Extracted records
________________

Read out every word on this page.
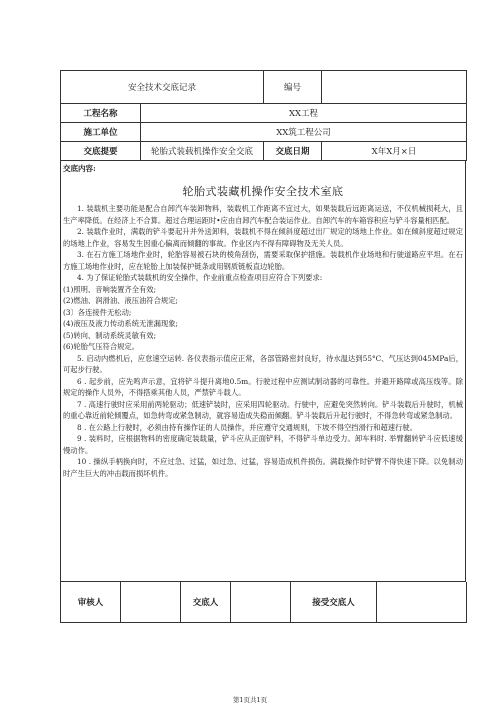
安全技术交底记录		编号	
工程名称	XX工程		
施工单位	XX筑工程公司		
交底提要	轮胎式装载机操作安全交底	交底日期	X年X月×日
交底内容:
轮胎式装藏机操作安全技术室底

1. 装载机主要功能是配合自卸汽车装卸物料，装载机工作距离不宜过大，如果装载后远距离运送，不仅机械损耗大，且生产率降低。在经济上不合算。超过合理运距时•应由自卸汽车配合装运作业。自卸汽车的车箱容积应与铲斗容量相匹配。

2. 装载作业时，满载的铲斗要起升并外送卸料，装载机不得在倾斜度超过出厂规定的场地上作业。如在倾斜度超过规定的场地上作业，容易发生因重心偏离而倾翻的事故。作业区内不得有障碍物及无关人员。

3. 在石方施工场地作业时，轮胎容易被石块的棱角刮伤，需要采取保护措施。装载机作业场地和行驶道路应平坦。在石方施工场地作业时，应在轮胎上加装保护链条或用钢质链板直边轮胎。

4. 为了保证轮胎式装载机的安全操作，作业前重点检查项目应符合下列要求:

(1)照明、音响装置齐全有效;

(2)燃油、润滑油、液压油符合规定;

(3〕各连接件无松动;

(4)液压及液力传动系统无泄漏现象;

(5)转向、制动系统灵敏有效;

(6)轮胎气压符合规定。

5. 启动内燃机后，应怠速空运转. 各仪表指示值应正常，各部管路密封良好，待水温达到55°C、气压达到045MPa后，可起步行驶。

6 . 起步前，应先鸣声示意，宜将铲斗提升离地0.5m。行驶过程中应测试制动器的可靠性。并避开路障或高压线等。除规定的操作人员外，不得搭乘其他人员，严禁铲斗载人。

7 . 高速行驶时应采用前两轮驱动；低速铲装时，应采用四轮驱动。行驶中，应避免突然转向。铲斗装载后升驶时，机械的重心靠近前轮倾覆点，如急转弯或紧急制动，就容易造成失稳而倾翻。铲斗装载后升起行驶时，不得急转弯或紧急制动。

8 . 在公路上行驶时，必须由持有操作证的人员操作，并应遵守交通规则，下坡不得空挡滑行和超速行驶。

9 . 装料时，应根据物料的密度确定装载量，铲斗应从正面铲料，不得铲斗单边受力。卸车料时. 举臂翻转铲斗应低速缓慢动作。

10 . 操纵手柄换向时，不应过急、过猛，如过急、过猛，容易造成机件损伤。满载操作时铲臂不得快速下降。以免制动时产生巨大的冲击载而损坏机件。

审核人		交底人		接受交底人	
第1页共1页
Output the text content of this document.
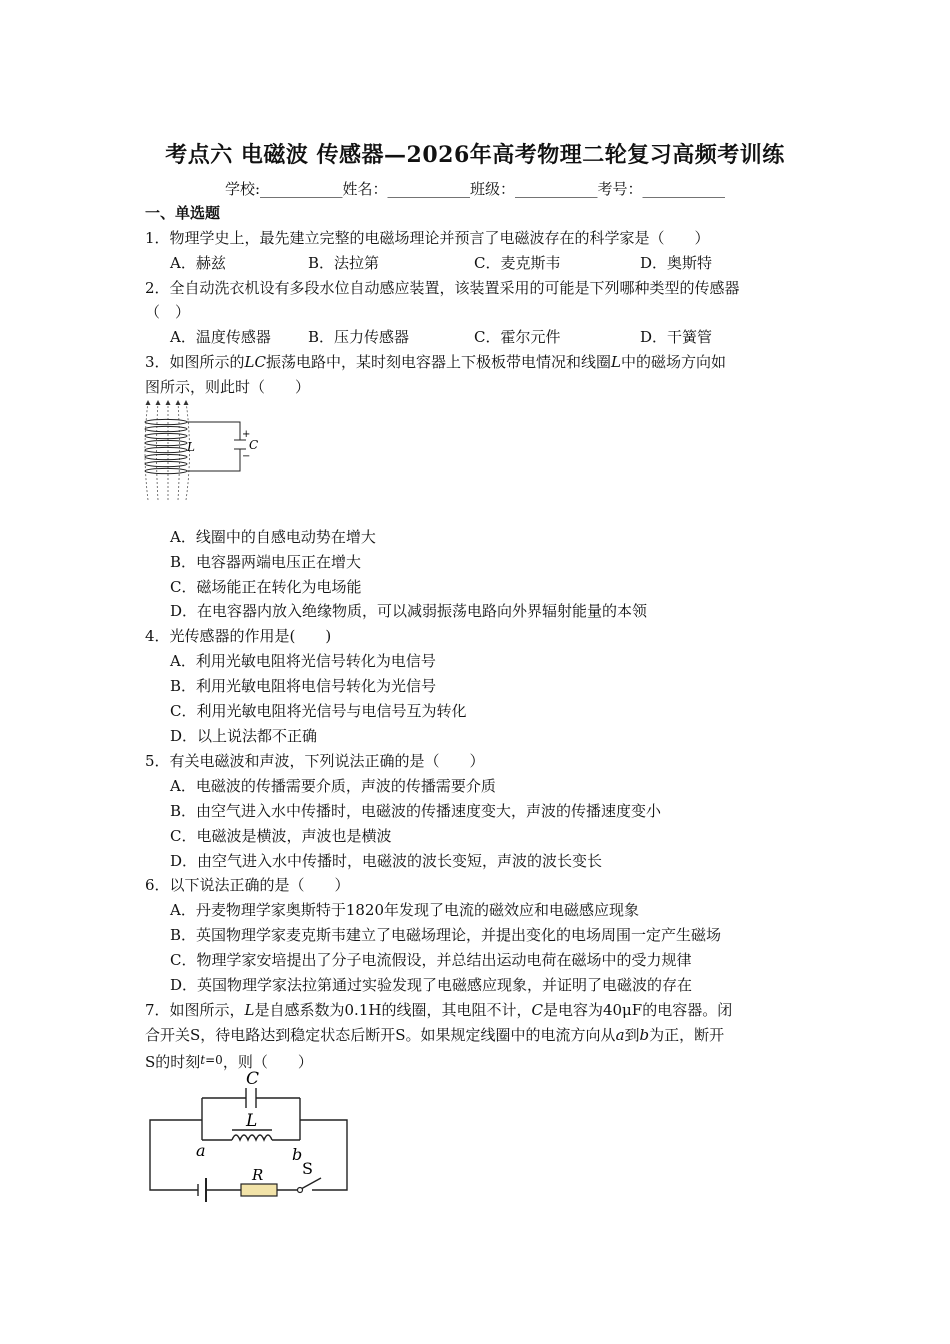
考点六 电磁波 传感器—2026年高考物理二轮复习高频考训练
学校:___________姓名：___________班级：___________考号：___________
一、单选题
1．物理学史上，最先建立完整的电磁场理论并预言了电磁波存在的科学家是（　　）
A．赫兹	B．法拉第	C．麦克斯韦	D．奥斯特
2．全自动洗衣机设有多段水位自动感应装置，该装置采用的可能是下列哪种类型的传感器
（　）
A．温度传感器 B．压力传感器	C．霍尔元件	D．干簧管
3．如图所示的LC振荡电路中，某时刻电容器上下极板带电情况和线圈L中的磁场方向如
图所示，则此时（　　）
L	C
+
−
A．线圈中的自感电动势在增大
B．电容器两端电压正在增大
C．磁场能正在转化为电场能
D．在电容器内放入绝缘物质，可以减弱振荡电路向外界辐射能量的本领
4．光传感器的作用是(　　)
A．利用光敏电阻将光信号转化为电信号
B．利用光敏电阻将电信号转化为光信号
C．利用光敏电阻将光信号与电信号互为转化
D．以上说法都不正确
5．有关电磁波和声波，下列说法正确的是（　　）
A．电磁波的传播需要介质，声波的传播需要介质
B．由空气进入水中传播时，电磁波的传播速度变大，声波的传播速度变小
C．电磁波是横波，声波也是横波
D．由空气进入水中传播时，电磁波的波长变短，声波的波长变长
6．以下说法正确的是（　　）
A．丹麦物理学家奥斯特于1820年发现了电流的磁效应和电磁感应现象
B．英国物理学家麦克斯韦建立了电磁场理论，并提出变化的电场周围一定产生磁场
C．物理学家安培提出了分子电流假设，并总结出运动电荷在磁场中的受力规律
D．英国物理学家法拉第通过实验发现了电磁感应现象，并证明了电磁波的存在
7．如图所示，L是自感系数为0.1H的线圈，其电阻不计，C是电容为40μF的电容器。闭
合开关S，待电路达到稳定状态后断开S。如果规定线圈中的电流方向从a到b为正，断开
S的时刻$^{t=0}$，则（　　）
C
L
a	b
R S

________________

Give again, unchanged, only the lines from the line containing "Output the text content of this document." to the last line of the records above. Pictures do not belong in the copy.

Expected output ->
Output the text content of this document.
考点六 电磁波 传感器—2026年高考物理二轮复习高频考训练
学校:___________姓名：___________班级：___________考号：___________
一、单选题
1．物理学史上，最先建立完整的电磁场理论并预言了电磁波存在的科学家是（　　）
A．赫兹	B．法拉第	C．麦克斯韦	D．奥斯特
2．全自动洗衣机设有多段水位自动感应装置，该装置采用的可能是下列哪种类型的传感器
（　）
A．温度传感器 B．压力传感器	C．霍尔元件	D．干簧管
3．如图所示的LC振荡电路中，某时刻电容器上下极板带电情况和线圈L中的磁场方向如
图所示，则此时（　　）
L	C
+
−
A．线圈中的自感电动势在增大
B．电容器两端电压正在增大
C．磁场能正在转化为电场能
D．在电容器内放入绝缘物质，可以减弱振荡电路向外界辐射能量的本领
4．光传感器的作用是(　　)
A．利用光敏电阻将光信号转化为电信号
B．利用光敏电阻将电信号转化为光信号
C．利用光敏电阻将光信号与电信号互为转化
D．以上说法都不正确
5．有关电磁波和声波，下列说法正确的是（　　）
A．电磁波的传播需要介质，声波的传播需要介质
B．由空气进入水中传播时，电磁波的传播速度变大，声波的传播速度变小
C．电磁波是横波，声波也是横波
D．由空气进入水中传播时，电磁波的波长变短，声波的波长变长
6．以下说法正确的是（　　）
A．丹麦物理学家奥斯特于1820年发现了电流的磁效应和电磁感应现象
B．英国物理学家麦克斯韦建立了电磁场理论，并提出变化的电场周围一定产生磁场
C．物理学家安培提出了分子电流假设，并总结出运动电荷在磁场中的受力规律
D．英国物理学家法拉第通过实验发现了电磁感应现象，并证明了电磁波的存在
7．如图所示，L是自感系数为0.1H的线圈，其电阻不计，C是电容为40μF的电容器。闭
合开关S，待电路达到稳定状态后断开S。如果规定线圈中的电流方向从a到b为正，断开
S的时刻$^{t=0}$，则（　　）
C
L
a	b
R S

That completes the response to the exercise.